§ INSTRUCTION
Write every line out verbatim and omit the pictures.

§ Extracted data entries

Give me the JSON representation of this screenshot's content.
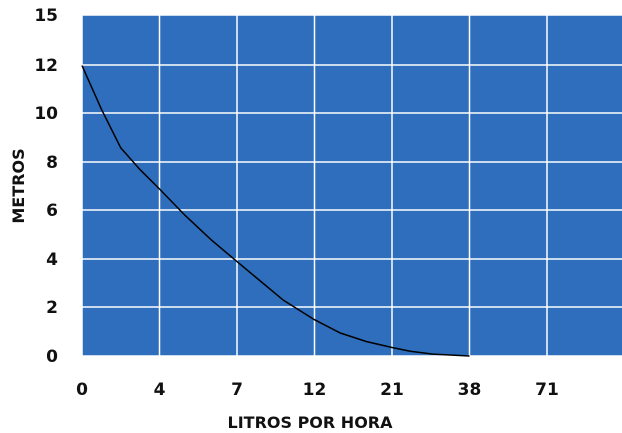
{
  "chart_data": {
    "type": "line",
    "xlabel": "LITROS POR HORA",
    "ylabel": "METROS",
    "x_tick_labels": [
      "0",
      "4",
      "7",
      "12",
      "21",
      "38",
      "71"
    ],
    "y_tick_labels": [
      "0",
      "2",
      "4",
      "6",
      "8",
      "10",
      "12",
      "15"
    ],
    "x_tick_values": [
      0,
      4,
      7,
      12,
      21,
      38,
      71
    ],
    "y_tick_values": [
      0,
      2,
      4,
      6,
      8,
      10,
      12,
      15
    ],
    "series": [
      {
        "x": [
          0,
          1,
          2,
          3,
          4,
          5,
          6,
          7,
          8.5,
          10,
          12,
          15,
          18,
          21,
          25,
          30,
          38
        ],
        "values": [
          12,
          10.2,
          8.6,
          7.7,
          6.9,
          5.8,
          4.8,
          3.9,
          3.1,
          2.3,
          1.5,
          0.95,
          0.6,
          0.35,
          0.2,
          0.08,
          0
        ]
      }
    ],
    "grid": true,
    "colors": {
      "plot_background": "#2f6ebc",
      "grid": "#ffffff",
      "line": "#000000"
    }
  }
}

§ SOLUTION FOR THIS PROBLEM
Give me the JSON representation of this screenshot's content.
{
  "chart_data": {
    "type": "line",
    "xlabel": "LITROS POR HORA",
    "ylabel": "METROS",
    "x_tick_labels": [
      "0",
      "4",
      "7",
      "12",
      "21",
      "38",
      "71"
    ],
    "y_tick_labels": [
      "0",
      "2",
      "4",
      "6",
      "8",
      "10",
      "12",
      "15"
    ],
    "x_tick_values": [
      0,
      4,
      7,
      12,
      21,
      38,
      71
    ],
    "y_tick_values": [
      0,
      2,
      4,
      6,
      8,
      10,
      12,
      15
    ],
    "series": [
      {
        "x": [
          0,
          1,
          2,
          3,
          4,
          5,
          6,
          7,
          8.5,
          10,
          12,
          15,
          18,
          21,
          25,
          30,
          38
        ],
        "values": [
          12,
          10.2,
          8.6,
          7.7,
          6.9,
          5.8,
          4.8,
          3.9,
          3.1,
          2.3,
          1.5,
          0.95,
          0.6,
          0.35,
          0.2,
          0.08,
          0
        ]
      }
    ],
    "grid": true,
    "colors": {
      "plot_background": "#2f6ebc",
      "grid": "#ffffff",
      "line": "#000000"
    }
  }
}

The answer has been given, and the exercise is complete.